[Written instruction]
Go through the data below and gather each line containing "pueden".

● ● ● ● ● ● ●

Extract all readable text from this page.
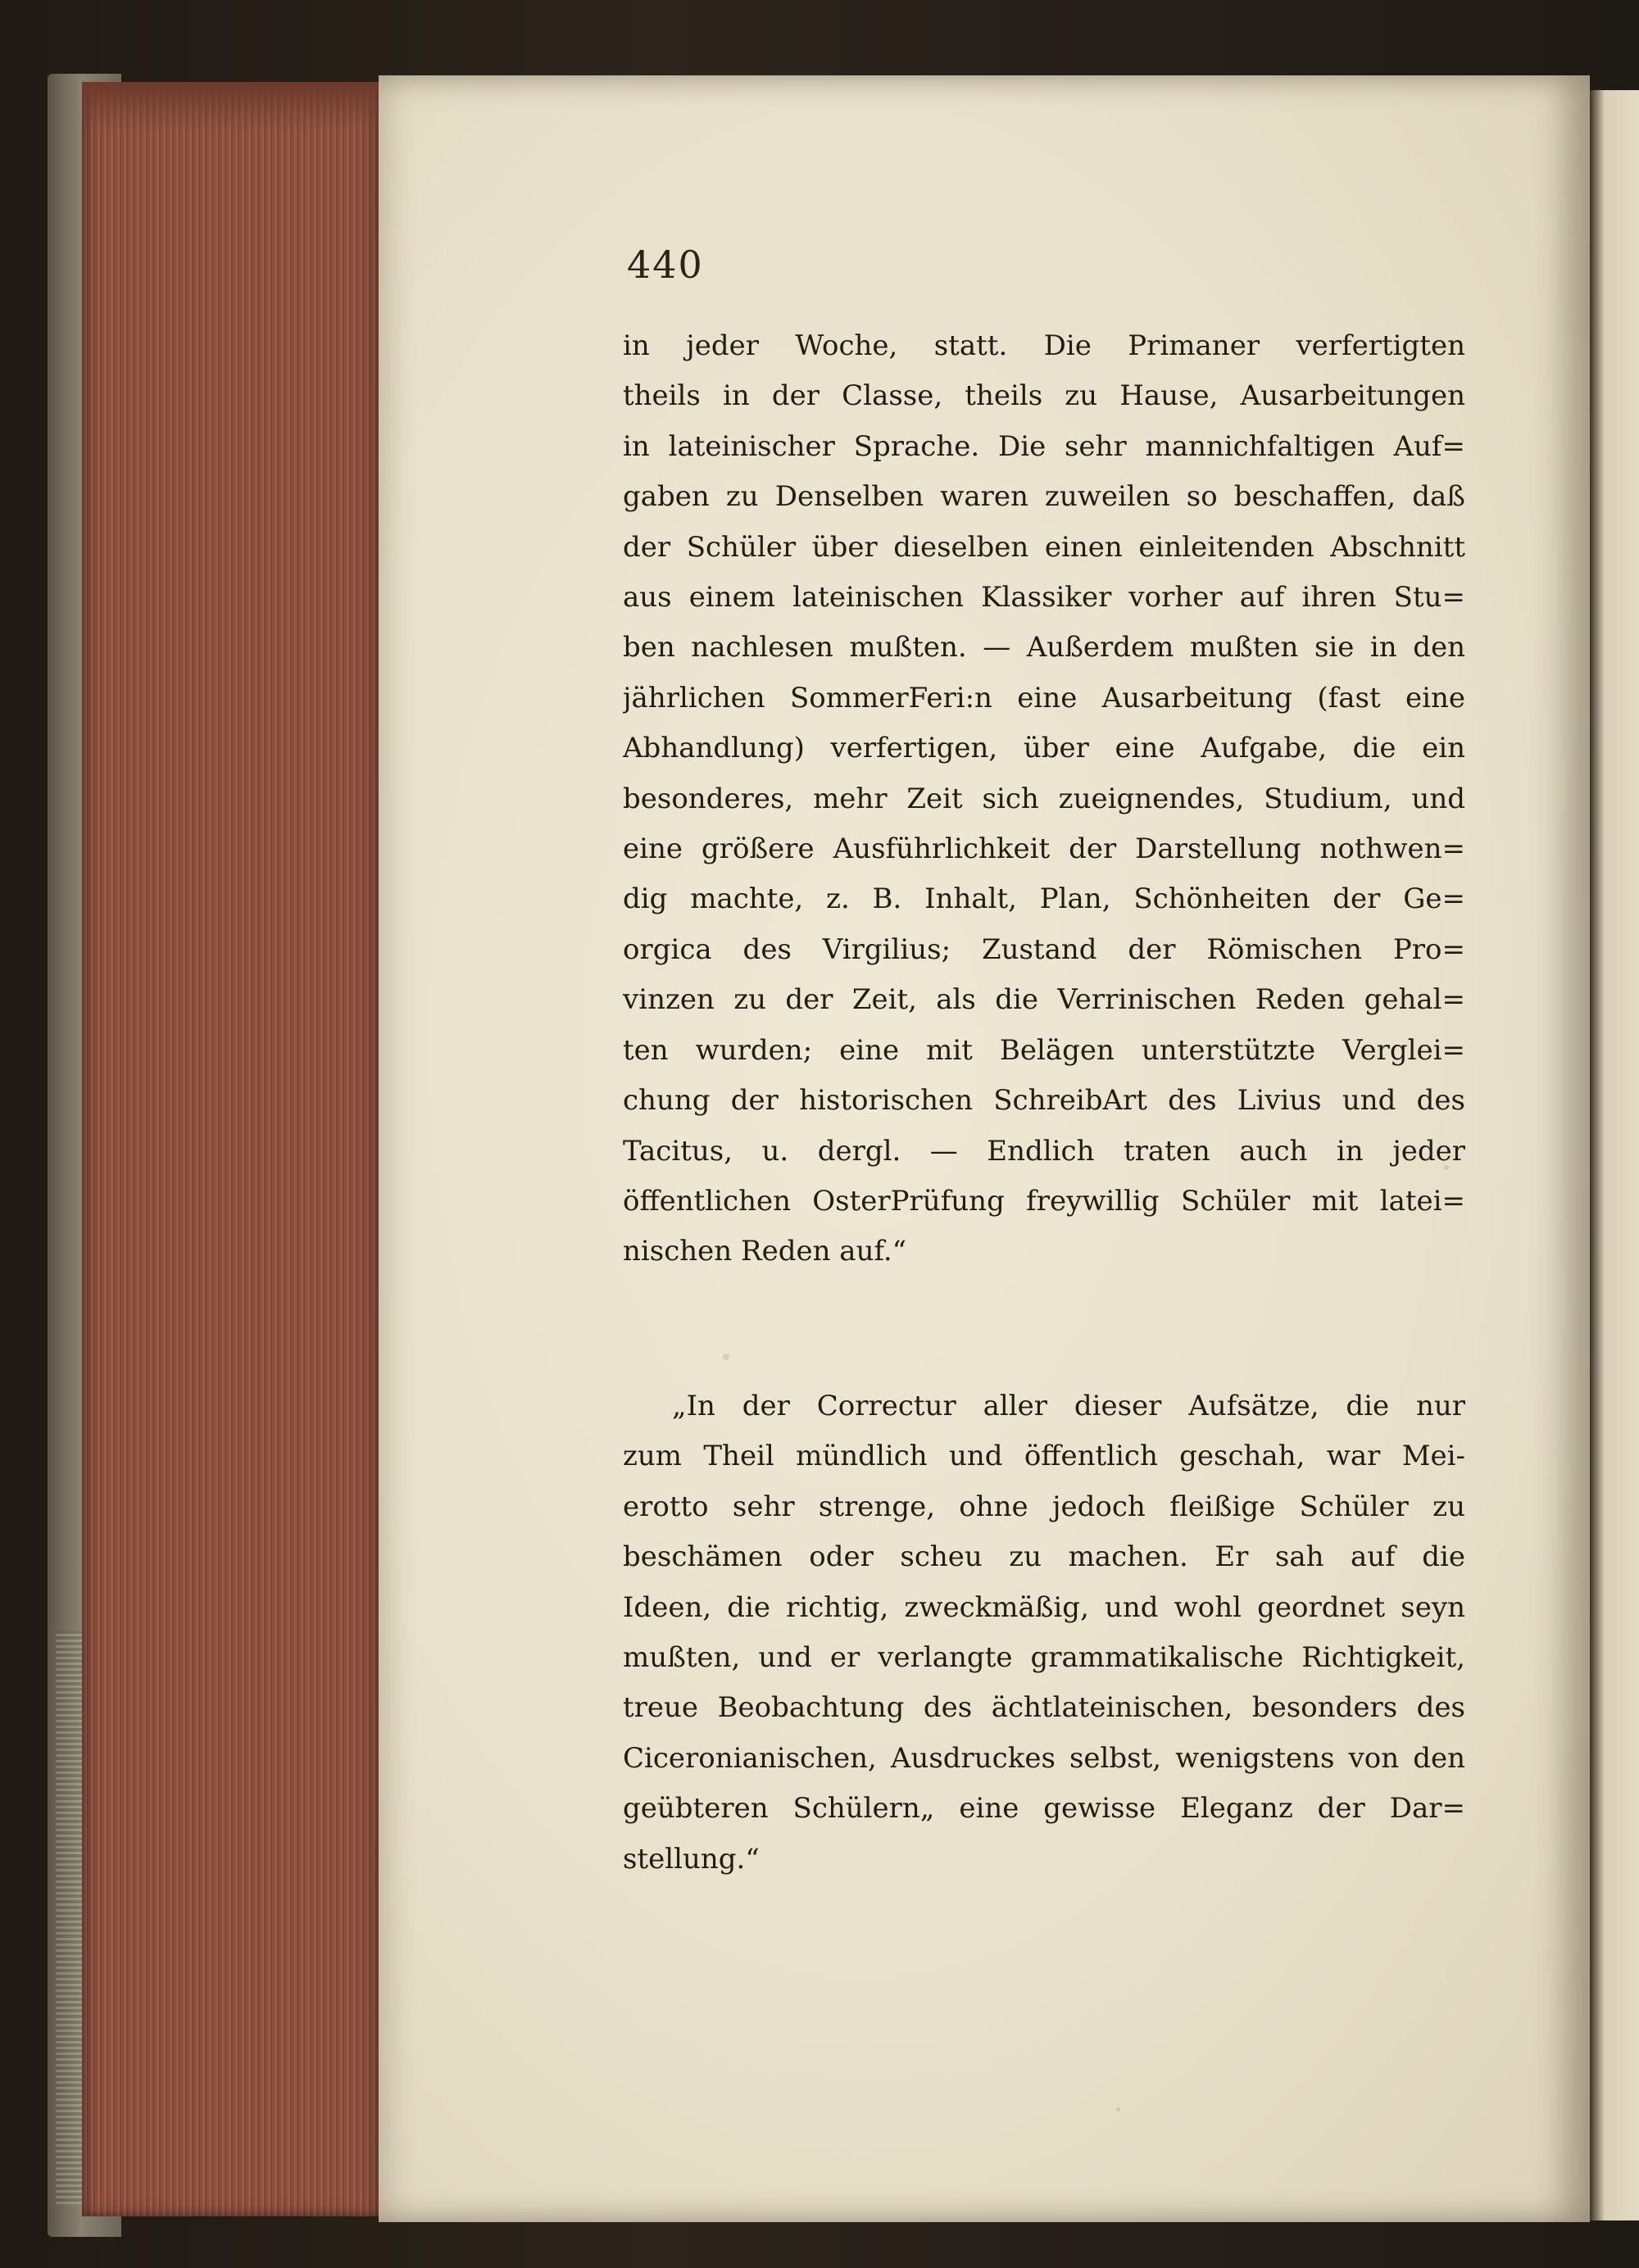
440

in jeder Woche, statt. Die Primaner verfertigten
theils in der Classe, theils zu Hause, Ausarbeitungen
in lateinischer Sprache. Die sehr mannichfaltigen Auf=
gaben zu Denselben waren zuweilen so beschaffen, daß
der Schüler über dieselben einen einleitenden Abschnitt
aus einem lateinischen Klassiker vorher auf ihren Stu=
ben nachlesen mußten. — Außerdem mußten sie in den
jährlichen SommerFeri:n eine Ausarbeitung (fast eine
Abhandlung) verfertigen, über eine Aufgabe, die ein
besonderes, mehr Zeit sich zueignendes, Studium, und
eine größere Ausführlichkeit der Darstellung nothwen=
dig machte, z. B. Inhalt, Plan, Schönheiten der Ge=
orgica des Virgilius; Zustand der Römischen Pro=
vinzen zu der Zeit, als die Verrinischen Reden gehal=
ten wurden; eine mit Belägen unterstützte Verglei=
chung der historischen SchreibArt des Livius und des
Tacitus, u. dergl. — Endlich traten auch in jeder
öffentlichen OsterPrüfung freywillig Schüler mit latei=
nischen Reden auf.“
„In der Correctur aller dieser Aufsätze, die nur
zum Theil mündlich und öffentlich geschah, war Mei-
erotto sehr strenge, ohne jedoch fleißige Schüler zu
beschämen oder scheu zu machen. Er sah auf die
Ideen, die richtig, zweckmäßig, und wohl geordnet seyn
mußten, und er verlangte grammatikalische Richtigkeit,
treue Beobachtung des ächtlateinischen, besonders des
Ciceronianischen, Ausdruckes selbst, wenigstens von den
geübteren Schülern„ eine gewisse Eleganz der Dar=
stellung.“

● ● ● ● ● ● ●

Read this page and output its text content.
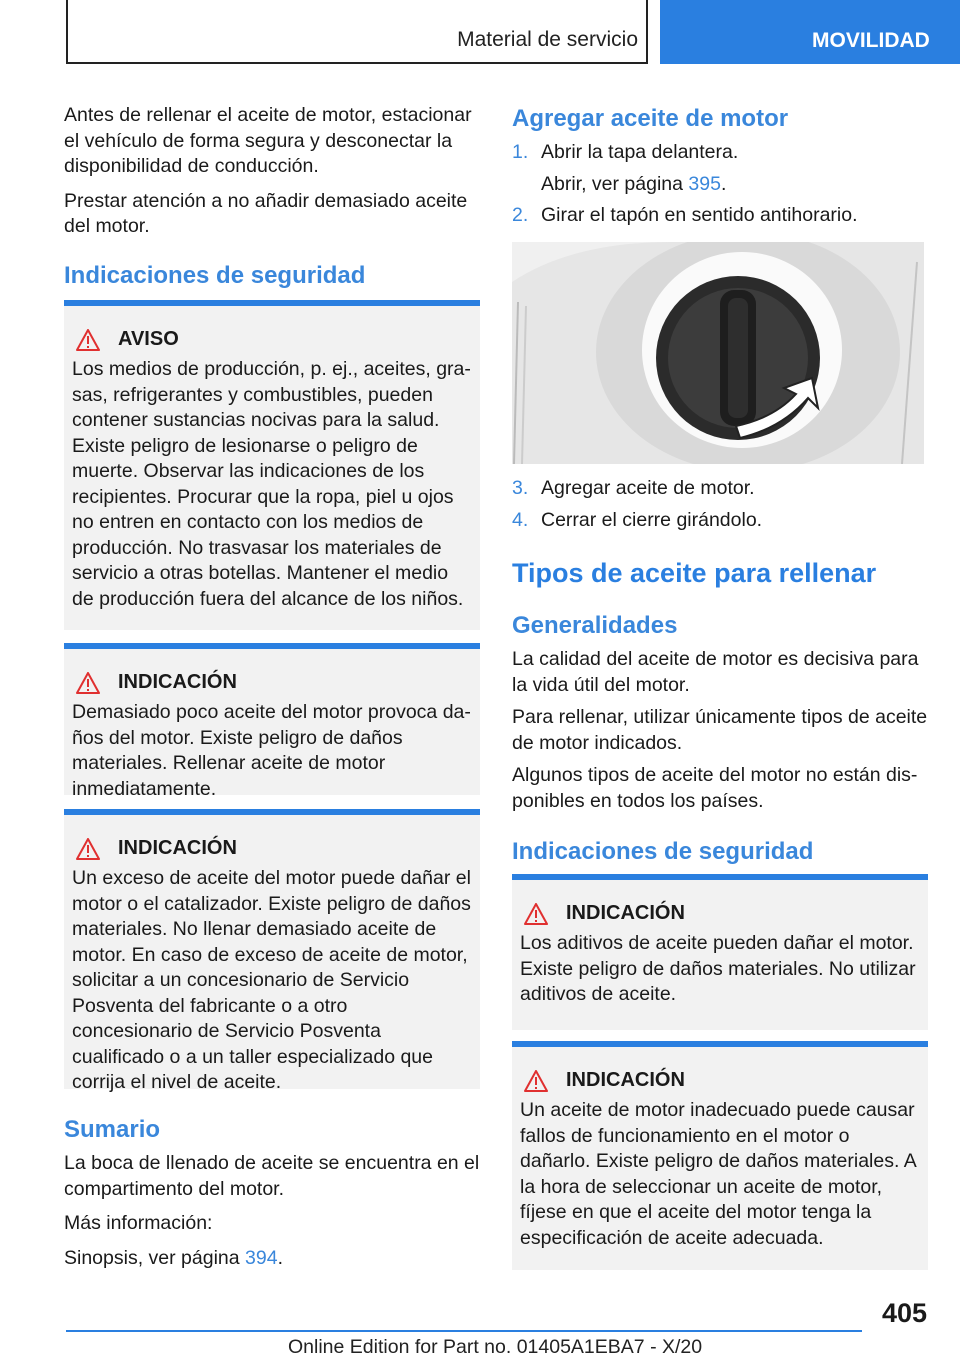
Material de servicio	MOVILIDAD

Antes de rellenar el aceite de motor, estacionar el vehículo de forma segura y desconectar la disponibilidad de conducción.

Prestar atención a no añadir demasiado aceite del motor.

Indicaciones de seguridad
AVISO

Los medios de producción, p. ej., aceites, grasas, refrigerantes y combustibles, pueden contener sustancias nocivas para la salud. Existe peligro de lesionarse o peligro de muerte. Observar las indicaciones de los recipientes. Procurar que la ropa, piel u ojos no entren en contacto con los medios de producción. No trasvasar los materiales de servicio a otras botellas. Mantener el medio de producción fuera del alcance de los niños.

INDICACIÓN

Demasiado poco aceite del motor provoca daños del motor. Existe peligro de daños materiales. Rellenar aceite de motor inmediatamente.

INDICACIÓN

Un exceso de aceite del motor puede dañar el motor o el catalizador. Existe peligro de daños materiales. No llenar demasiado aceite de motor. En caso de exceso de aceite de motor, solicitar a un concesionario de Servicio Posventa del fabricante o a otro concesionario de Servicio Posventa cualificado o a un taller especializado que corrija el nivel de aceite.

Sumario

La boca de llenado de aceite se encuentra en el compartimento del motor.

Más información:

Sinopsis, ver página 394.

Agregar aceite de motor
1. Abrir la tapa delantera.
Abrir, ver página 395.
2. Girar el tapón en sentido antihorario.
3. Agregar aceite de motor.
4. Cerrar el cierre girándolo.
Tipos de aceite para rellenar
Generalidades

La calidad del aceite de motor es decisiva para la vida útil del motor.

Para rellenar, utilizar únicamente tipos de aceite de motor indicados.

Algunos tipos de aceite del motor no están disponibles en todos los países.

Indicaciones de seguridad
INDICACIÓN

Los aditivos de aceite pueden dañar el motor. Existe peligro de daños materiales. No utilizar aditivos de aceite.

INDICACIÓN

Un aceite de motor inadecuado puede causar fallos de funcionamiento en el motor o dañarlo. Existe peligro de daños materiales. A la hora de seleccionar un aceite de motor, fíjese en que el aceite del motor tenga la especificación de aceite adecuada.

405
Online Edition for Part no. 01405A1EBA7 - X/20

● ● ● ● ● ● ●

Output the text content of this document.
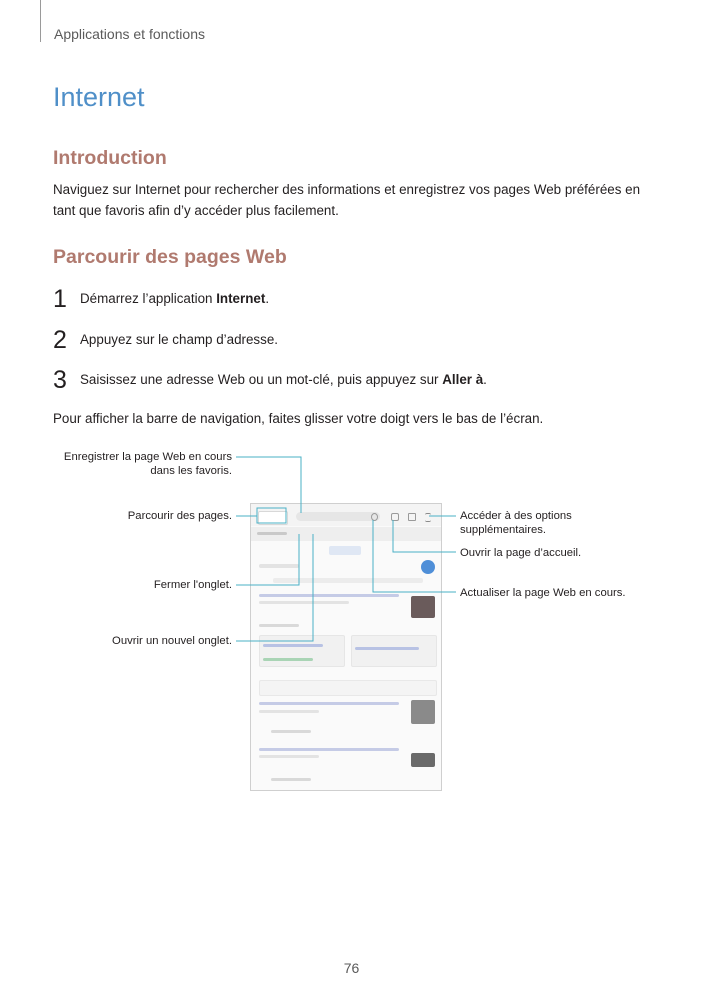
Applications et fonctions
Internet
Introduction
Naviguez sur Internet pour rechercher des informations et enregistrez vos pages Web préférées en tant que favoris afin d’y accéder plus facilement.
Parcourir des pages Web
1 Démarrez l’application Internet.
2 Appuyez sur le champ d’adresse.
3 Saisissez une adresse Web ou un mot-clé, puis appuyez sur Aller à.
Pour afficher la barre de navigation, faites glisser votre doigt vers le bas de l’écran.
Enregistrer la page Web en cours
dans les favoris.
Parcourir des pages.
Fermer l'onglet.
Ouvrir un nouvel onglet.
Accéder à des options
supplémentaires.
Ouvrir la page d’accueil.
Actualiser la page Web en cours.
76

● ● ● ● ● ● ●

[Exercise response]
Los medios de producción, p. ej., aceites, grasas, refrigerantes y combustibles, pueden contener sustancias nocivas para la salud. Existe peligro de lesionarse o peligro de muerte. Observar las indicaciones de los recipientes. Procurar que la ropa, piel u ojos no entren en contacto con los medios de producción. No trasvasar los materiales de servicio a otras botellas. Mantener el medio de producción fuera del alcance de los niños.
Los aditivos de aceite pueden dañar el motor. Existe peligro de daños materiales. No utilizar aditivos de aceite.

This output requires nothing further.